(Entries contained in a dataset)
>>
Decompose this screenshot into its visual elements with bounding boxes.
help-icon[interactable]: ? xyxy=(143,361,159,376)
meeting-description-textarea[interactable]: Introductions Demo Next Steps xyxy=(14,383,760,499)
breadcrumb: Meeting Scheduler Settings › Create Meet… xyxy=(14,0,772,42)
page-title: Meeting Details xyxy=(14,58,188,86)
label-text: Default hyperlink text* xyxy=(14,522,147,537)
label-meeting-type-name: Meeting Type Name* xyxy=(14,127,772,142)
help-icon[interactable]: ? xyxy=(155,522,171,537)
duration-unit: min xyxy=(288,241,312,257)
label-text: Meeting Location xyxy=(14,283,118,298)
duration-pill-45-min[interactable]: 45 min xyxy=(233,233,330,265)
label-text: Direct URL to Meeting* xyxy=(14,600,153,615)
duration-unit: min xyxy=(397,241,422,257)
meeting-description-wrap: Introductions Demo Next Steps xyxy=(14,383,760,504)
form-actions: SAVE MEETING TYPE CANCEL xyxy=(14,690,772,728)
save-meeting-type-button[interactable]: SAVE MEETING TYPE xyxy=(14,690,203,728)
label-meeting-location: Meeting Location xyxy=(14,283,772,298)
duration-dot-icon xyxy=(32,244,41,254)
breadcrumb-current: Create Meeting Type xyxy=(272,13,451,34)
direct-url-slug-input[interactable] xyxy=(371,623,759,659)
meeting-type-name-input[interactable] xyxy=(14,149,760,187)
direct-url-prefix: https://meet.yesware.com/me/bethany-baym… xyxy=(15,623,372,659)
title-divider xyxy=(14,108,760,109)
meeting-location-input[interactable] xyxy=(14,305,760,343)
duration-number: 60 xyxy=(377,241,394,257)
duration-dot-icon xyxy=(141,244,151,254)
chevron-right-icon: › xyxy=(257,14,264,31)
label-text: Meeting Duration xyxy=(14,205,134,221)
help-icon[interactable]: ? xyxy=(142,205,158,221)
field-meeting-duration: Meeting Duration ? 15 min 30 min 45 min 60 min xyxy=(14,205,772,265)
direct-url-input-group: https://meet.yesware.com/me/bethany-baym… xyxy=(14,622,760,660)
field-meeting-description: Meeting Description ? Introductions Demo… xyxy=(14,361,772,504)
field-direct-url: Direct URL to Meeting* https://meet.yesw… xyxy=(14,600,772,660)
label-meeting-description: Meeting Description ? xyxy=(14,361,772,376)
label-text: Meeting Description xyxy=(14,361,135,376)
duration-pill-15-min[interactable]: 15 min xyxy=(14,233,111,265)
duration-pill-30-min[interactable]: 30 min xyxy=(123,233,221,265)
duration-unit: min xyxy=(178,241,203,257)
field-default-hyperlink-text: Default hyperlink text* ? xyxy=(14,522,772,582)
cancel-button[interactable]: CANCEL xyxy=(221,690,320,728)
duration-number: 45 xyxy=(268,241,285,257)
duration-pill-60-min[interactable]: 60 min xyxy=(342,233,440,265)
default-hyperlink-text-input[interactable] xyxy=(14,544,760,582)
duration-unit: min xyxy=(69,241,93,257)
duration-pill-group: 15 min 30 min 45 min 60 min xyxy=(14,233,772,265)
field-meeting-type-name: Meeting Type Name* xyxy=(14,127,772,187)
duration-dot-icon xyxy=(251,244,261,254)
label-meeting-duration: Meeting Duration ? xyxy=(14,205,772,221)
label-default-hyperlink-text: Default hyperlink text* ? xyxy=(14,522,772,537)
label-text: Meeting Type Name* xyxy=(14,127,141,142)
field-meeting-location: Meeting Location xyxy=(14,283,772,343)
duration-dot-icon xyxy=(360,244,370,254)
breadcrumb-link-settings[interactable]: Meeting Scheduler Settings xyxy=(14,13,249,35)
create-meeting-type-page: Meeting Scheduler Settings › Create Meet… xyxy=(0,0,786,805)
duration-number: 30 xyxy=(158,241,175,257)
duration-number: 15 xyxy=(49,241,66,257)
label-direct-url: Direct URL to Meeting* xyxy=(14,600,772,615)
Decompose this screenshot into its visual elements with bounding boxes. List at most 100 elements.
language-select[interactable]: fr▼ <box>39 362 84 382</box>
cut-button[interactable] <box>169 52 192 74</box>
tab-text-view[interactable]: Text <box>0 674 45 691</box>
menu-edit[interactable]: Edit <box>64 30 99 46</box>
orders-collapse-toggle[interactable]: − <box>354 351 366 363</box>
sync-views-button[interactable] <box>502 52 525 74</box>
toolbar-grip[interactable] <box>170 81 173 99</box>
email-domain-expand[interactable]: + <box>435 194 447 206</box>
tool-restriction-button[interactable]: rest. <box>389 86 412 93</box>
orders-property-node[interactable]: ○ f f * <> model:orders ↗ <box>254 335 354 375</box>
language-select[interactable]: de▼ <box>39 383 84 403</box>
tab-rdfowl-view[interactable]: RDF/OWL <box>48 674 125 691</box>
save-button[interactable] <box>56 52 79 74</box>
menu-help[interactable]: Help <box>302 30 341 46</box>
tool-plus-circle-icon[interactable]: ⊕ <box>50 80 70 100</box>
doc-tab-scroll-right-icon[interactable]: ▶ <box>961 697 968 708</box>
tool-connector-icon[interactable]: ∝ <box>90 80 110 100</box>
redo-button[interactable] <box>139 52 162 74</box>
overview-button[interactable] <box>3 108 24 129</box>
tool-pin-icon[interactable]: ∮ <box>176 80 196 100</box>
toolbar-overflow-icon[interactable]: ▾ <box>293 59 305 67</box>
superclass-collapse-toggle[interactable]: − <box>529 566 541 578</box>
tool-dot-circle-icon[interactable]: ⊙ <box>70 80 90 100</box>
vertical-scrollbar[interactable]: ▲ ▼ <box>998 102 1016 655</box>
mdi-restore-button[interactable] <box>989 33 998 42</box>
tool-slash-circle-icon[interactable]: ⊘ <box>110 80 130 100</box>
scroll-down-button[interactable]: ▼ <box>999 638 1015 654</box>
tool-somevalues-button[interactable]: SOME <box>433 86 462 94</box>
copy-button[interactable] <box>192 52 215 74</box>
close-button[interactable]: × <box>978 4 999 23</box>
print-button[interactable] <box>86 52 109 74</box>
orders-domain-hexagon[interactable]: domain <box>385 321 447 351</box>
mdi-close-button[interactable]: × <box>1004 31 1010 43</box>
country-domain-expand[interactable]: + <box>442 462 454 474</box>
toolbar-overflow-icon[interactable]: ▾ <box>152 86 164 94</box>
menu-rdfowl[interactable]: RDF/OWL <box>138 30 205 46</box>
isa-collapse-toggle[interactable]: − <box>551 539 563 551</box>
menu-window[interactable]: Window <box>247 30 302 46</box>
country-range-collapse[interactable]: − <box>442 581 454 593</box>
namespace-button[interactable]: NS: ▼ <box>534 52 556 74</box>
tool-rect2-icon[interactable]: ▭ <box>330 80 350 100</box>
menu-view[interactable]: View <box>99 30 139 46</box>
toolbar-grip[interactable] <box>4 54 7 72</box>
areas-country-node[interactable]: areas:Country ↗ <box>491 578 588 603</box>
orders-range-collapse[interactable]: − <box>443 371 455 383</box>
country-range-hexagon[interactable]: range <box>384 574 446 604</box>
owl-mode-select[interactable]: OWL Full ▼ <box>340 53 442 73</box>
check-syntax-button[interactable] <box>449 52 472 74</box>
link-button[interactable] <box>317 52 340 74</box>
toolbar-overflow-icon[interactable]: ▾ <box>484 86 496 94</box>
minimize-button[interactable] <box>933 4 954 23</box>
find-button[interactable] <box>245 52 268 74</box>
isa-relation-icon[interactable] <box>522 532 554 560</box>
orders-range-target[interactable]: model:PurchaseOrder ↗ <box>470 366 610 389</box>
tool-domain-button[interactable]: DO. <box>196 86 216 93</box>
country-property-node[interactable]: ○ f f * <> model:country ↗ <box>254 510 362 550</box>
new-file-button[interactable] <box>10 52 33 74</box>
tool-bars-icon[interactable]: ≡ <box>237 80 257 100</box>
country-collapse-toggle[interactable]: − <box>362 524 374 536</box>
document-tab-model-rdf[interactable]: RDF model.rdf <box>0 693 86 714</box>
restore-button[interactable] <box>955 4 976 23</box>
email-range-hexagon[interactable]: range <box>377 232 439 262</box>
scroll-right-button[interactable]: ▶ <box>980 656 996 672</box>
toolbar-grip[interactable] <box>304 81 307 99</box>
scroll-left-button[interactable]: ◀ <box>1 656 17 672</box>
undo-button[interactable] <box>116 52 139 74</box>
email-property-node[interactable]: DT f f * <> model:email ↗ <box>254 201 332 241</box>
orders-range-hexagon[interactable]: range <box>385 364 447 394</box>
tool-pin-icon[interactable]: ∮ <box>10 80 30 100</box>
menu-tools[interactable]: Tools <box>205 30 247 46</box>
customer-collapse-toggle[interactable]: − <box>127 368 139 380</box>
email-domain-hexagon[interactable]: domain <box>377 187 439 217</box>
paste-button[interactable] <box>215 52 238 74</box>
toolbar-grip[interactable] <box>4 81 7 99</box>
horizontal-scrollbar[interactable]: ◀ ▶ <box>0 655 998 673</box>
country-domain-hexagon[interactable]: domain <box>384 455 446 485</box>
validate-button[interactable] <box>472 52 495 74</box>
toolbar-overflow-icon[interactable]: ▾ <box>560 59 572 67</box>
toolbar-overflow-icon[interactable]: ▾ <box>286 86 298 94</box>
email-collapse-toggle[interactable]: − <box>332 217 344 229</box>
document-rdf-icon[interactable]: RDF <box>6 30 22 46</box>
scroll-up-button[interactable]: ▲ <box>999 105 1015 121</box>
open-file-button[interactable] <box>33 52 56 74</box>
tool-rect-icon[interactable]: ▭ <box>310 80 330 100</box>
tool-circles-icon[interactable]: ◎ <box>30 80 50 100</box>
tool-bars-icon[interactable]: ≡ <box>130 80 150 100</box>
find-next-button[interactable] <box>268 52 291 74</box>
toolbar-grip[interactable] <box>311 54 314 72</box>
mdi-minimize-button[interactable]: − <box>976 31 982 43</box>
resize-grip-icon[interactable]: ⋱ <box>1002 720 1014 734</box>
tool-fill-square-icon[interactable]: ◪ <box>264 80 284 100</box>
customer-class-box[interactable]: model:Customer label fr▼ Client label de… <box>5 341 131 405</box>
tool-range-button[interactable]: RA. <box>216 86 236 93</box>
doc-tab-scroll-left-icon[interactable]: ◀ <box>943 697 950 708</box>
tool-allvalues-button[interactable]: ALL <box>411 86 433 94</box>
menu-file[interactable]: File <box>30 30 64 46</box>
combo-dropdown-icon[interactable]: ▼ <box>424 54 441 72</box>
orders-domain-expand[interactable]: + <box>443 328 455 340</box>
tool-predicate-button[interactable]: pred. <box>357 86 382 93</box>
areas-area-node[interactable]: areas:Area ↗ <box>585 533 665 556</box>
<<
>>
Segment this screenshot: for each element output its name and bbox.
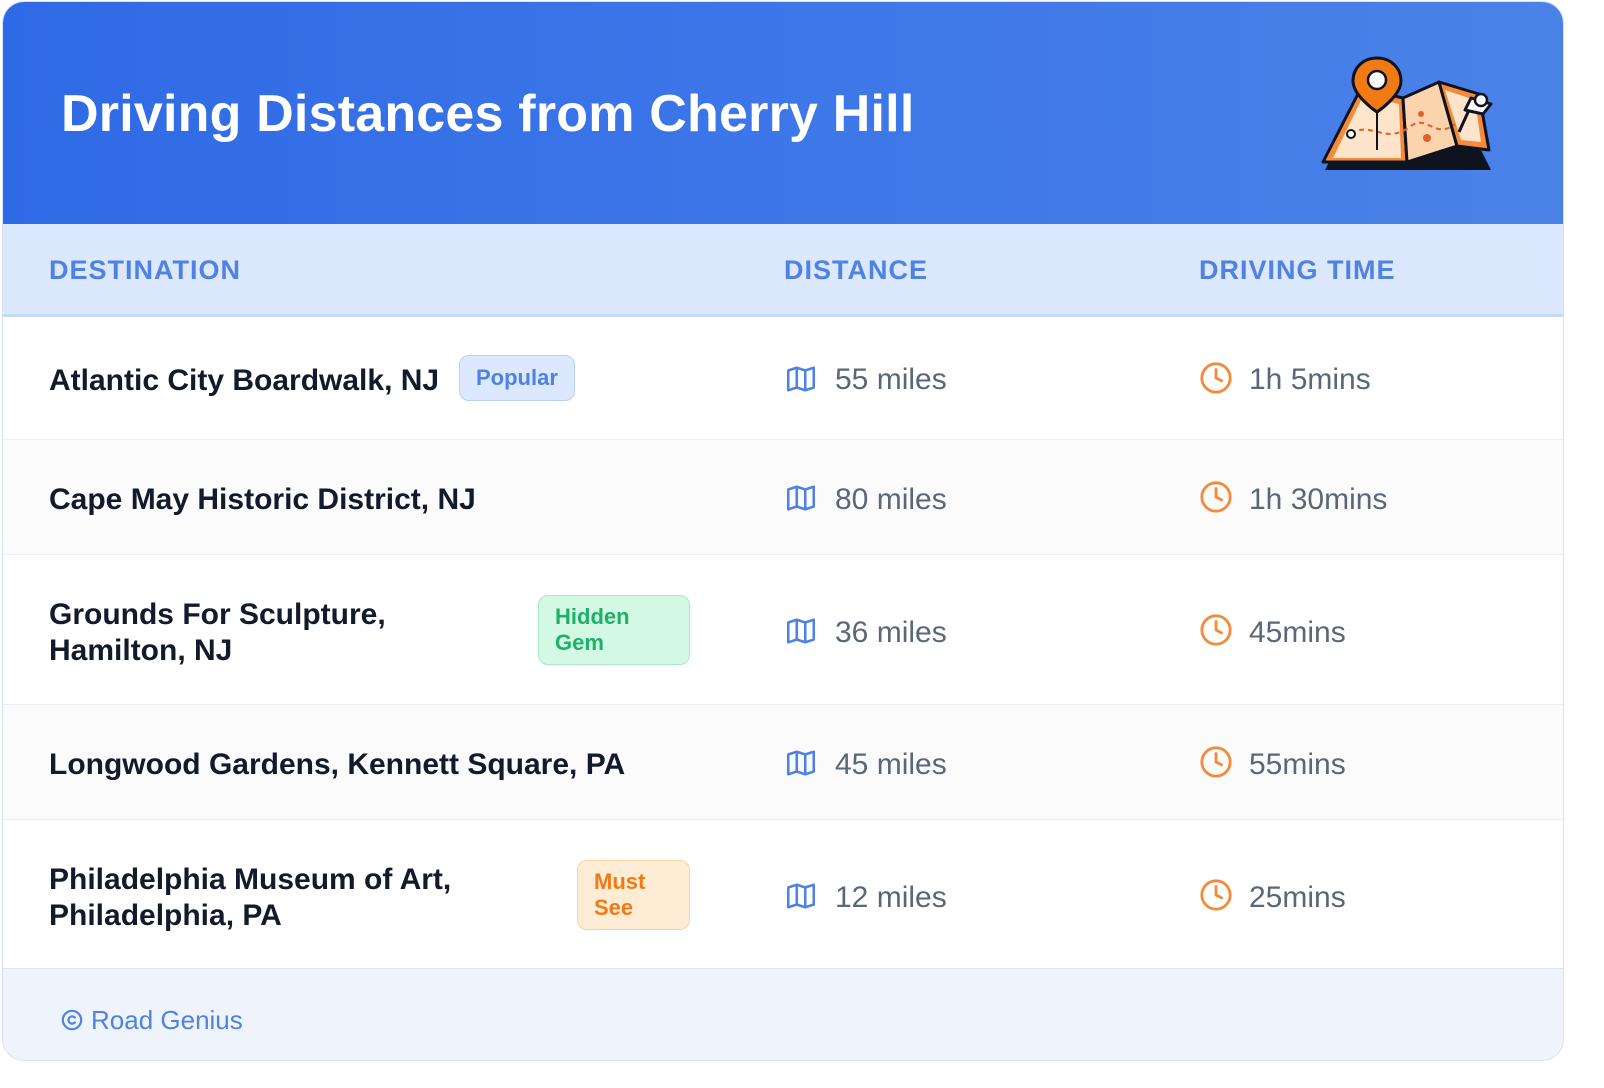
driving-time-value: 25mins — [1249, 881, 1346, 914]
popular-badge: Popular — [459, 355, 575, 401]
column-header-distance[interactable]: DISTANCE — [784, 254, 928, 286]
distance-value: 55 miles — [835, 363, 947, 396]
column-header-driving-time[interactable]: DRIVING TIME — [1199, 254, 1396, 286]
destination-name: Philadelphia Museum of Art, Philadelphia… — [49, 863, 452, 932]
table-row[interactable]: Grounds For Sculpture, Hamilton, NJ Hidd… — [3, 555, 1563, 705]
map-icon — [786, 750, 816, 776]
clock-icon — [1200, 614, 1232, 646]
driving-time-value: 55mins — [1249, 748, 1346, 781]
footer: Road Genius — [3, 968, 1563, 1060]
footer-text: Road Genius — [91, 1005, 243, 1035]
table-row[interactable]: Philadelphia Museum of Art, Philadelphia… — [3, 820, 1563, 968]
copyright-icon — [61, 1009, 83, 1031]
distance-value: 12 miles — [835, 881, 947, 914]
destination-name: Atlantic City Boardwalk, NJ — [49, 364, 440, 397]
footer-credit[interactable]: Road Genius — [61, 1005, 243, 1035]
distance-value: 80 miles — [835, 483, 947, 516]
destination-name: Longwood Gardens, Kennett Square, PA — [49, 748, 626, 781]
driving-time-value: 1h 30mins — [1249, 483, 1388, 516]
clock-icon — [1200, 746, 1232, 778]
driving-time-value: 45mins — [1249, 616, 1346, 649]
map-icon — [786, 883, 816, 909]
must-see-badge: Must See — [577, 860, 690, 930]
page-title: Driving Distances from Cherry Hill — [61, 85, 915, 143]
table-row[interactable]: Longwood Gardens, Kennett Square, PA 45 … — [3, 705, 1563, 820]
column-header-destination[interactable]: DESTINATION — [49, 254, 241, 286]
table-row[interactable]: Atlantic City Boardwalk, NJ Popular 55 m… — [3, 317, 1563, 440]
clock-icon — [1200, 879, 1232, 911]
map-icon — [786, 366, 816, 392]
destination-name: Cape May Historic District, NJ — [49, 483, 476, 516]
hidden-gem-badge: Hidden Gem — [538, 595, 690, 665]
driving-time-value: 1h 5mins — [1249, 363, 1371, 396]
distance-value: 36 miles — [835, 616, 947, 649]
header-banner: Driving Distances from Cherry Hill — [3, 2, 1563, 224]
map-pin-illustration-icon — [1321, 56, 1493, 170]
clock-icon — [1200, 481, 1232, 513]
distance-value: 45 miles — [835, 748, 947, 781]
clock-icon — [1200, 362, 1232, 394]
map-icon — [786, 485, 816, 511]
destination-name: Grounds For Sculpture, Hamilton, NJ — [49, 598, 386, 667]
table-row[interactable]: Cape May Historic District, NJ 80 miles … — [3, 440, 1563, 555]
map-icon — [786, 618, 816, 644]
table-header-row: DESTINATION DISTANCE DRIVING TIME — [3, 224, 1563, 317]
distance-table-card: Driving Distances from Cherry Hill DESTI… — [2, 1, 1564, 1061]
<<
Set task:
Edit the stretch from the line containing "driving-time-value: 25mins —" through the line containing "page-title: Driving Distances", rewriting each of those lines with "clock-icon" changed to "time-icon" and nothing else altered.

Complete answer:
driving-time-value: 25mins — [1249, 881, 1346, 914]
popular-badge: Popular — [459, 355, 575, 401]
column-header-distance[interactable]: DISTANCE — [784, 254, 928, 286]
distance-value: 55 miles — [835, 363, 947, 396]
column-header-driving-time[interactable]: DRIVING TIME — [1199, 254, 1396, 286]
destination-name: Philadelphia Museum of Art, Philadelphia… — [49, 863, 452, 932]
table-row[interactable]: Grounds For Sculpture, Hamilton, NJ Hidd… — [3, 555, 1563, 705]
map-icon — [786, 750, 816, 776]
time-icon — [1200, 614, 1232, 646]
driving-time-value: 55mins — [1249, 748, 1346, 781]
footer: Road Genius — [3, 968, 1563, 1060]
footer-text: Road Genius — [91, 1005, 243, 1035]
table-row[interactable]: Philadelphia Museum of Art, Philadelphia… — [3, 820, 1563, 968]
copyright-icon — [61, 1009, 83, 1031]
distance-value: 12 miles — [835, 881, 947, 914]
destination-name: Atlantic City Boardwalk, NJ — [49, 364, 440, 397]
footer-credit[interactable]: Road Genius — [61, 1005, 243, 1035]
distance-value: 80 miles — [835, 483, 947, 516]
destination-name: Longwood Gardens, Kennett Square, PA — [49, 748, 626, 781]
driving-time-value: 1h 30mins — [1249, 483, 1388, 516]
time-icon — [1200, 746, 1232, 778]
driving-time-value: 45mins — [1249, 616, 1346, 649]
map-icon — [786, 883, 816, 909]
must-see-badge: Must See — [577, 860, 690, 930]
page-title: Driving Distances from Cherry Hill — [61, 85, 915, 143]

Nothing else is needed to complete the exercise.